### Exercise description
Omit all images, then return the remaining material exactly as it stands.

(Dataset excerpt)
>> begin

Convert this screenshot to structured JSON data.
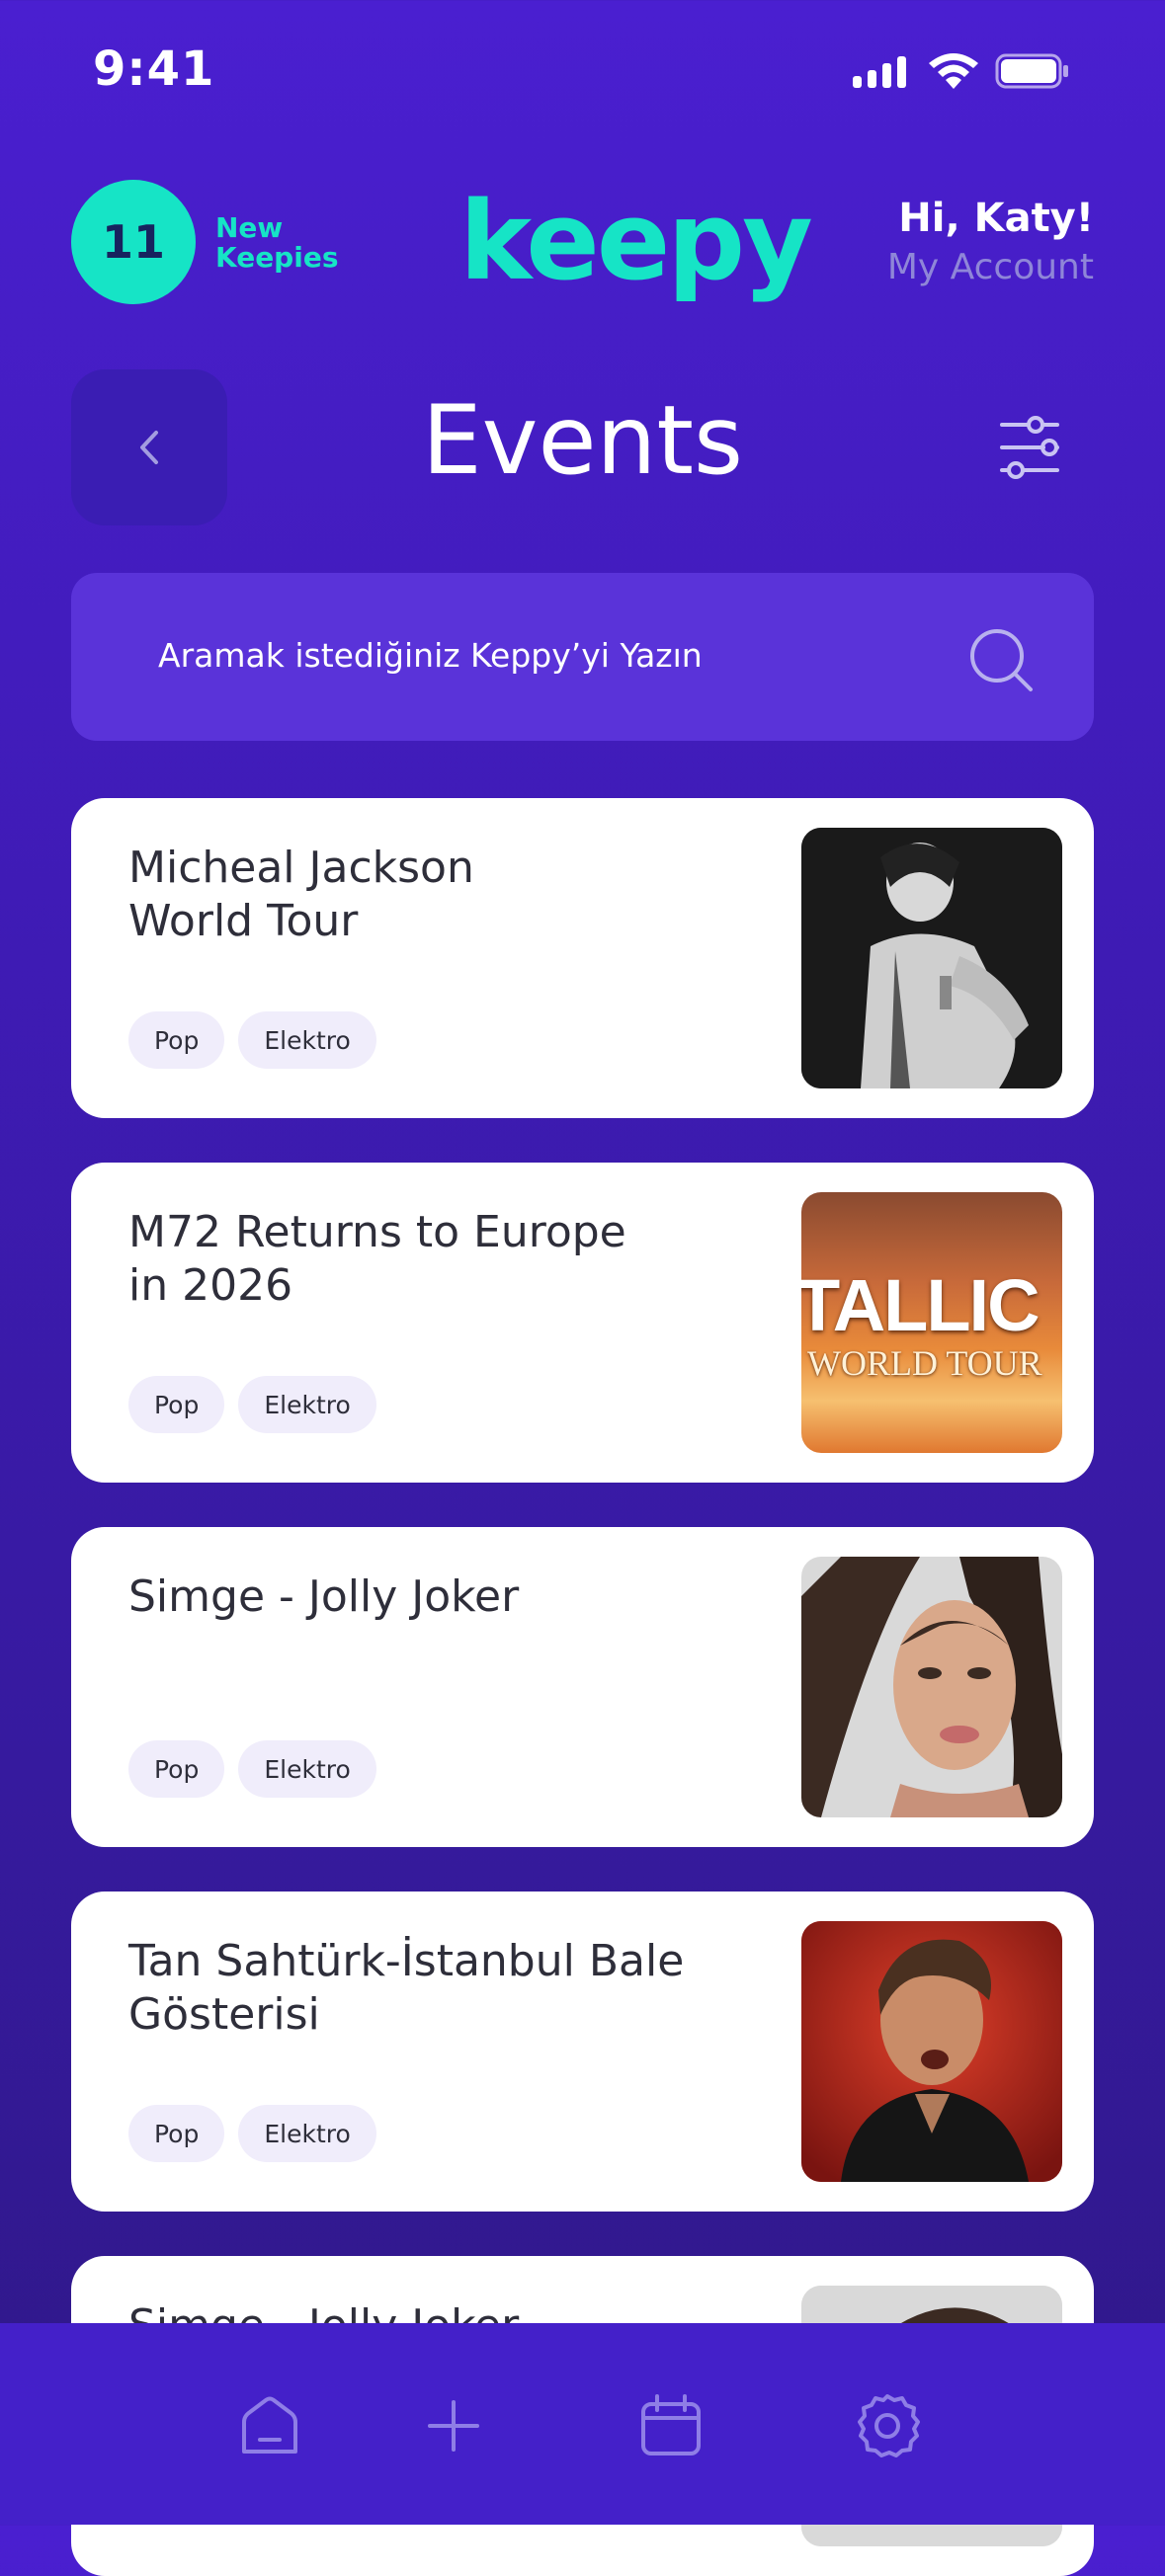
{
  "status_bar": {
    "time": "9:41"
  },
  "header": {
    "new_count": "11",
    "new_label_line1": "New",
    "new_label_line2": "Keepies",
    "logo": "keepy",
    "greeting": "Hi, Katy!",
    "account_link": "My Account"
  },
  "page": {
    "title": "Events"
  },
  "search": {
    "placeholder": "Aramak istediğiniz Keppy’yi Yazın"
  },
  "events": [
    {
      "title_line1": "Micheal Jackson",
      "title_line2": "World Tour",
      "tags": [
        "Pop",
        "Elektro"
      ]
    },
    {
      "title_line1": "M72 Returns to Europe",
      "title_line2": "in 2026",
      "tags": [
        "Pop",
        "Elektro"
      ],
      "image_text": [
        "TALLIC",
        "WORLD TOUR"
      ]
    },
    {
      "title_line1": "Simge - Jolly Joker",
      "title_line2": "",
      "tags": [
        "Pop",
        "Elektro"
      ]
    },
    {
      "title_line1": "Tan Sahtürk-İstanbul Bale",
      "title_line2": "Gösterisi",
      "tags": [
        "Pop",
        "Elektro"
      ]
    },
    {
      "title_line1": "Simge - Jolly Joker",
      "title_line2": "",
      "tags": []
    }
  ],
  "nav": {
    "icons": [
      "home-icon",
      "plus-icon",
      "calendar-icon",
      "settings-icon"
    ]
  },
  "colors": {
    "accent": "#16e4c6",
    "background": "#4a1fd0",
    "card": "#ffffff",
    "nav": "#4420c9"
  }
}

>> end

### The output
Convert this screenshot to structured JSON data.
{
  "status_bar": {
    "time": "9:41"
  },
  "header": {
    "new_count": "11",
    "new_label_line1": "New",
    "new_label_line2": "Keepies",
    "logo": "keepy",
    "greeting": "Hi, Katy!",
    "account_link": "My Account"
  },
  "page": {
    "title": "Events"
  },
  "search": {
    "placeholder": "Aramak istediğiniz Keppy’yi Yazın"
  },
  "events": [
    {
      "title_line1": "Micheal Jackson",
      "title_line2": "World Tour",
      "tags": [
        "Pop",
        "Elektro"
      ]
    },
    {
      "title_line1": "M72 Returns to Europe",
      "title_line2": "in 2026",
      "tags": [
        "Pop",
        "Elektro"
      ],
      "image_text": [
        "TALLIC",
        "WORLD TOUR"
      ]
    },
    {
      "title_line1": "Simge - Jolly Joker",
      "title_line2": "",
      "tags": [
        "Pop",
        "Elektro"
      ]
    },
    {
      "title_line1": "Tan Sahtürk-İstanbul Bale",
      "title_line2": "Gösterisi",
      "tags": [
        "Pop",
        "Elektro"
      ]
    },
    {
      "title_line1": "Simge - Jolly Joker",
      "title_line2": "",
      "tags": []
    }
  ],
  "nav": {
    "icons": [
      "home-icon",
      "plus-icon",
      "calendar-icon",
      "settings-icon"
    ]
  },
  "colors": {
    "accent": "#16e4c6",
    "background": "#4a1fd0",
    "card": "#ffffff",
    "nav": "#4420c9"
  }
}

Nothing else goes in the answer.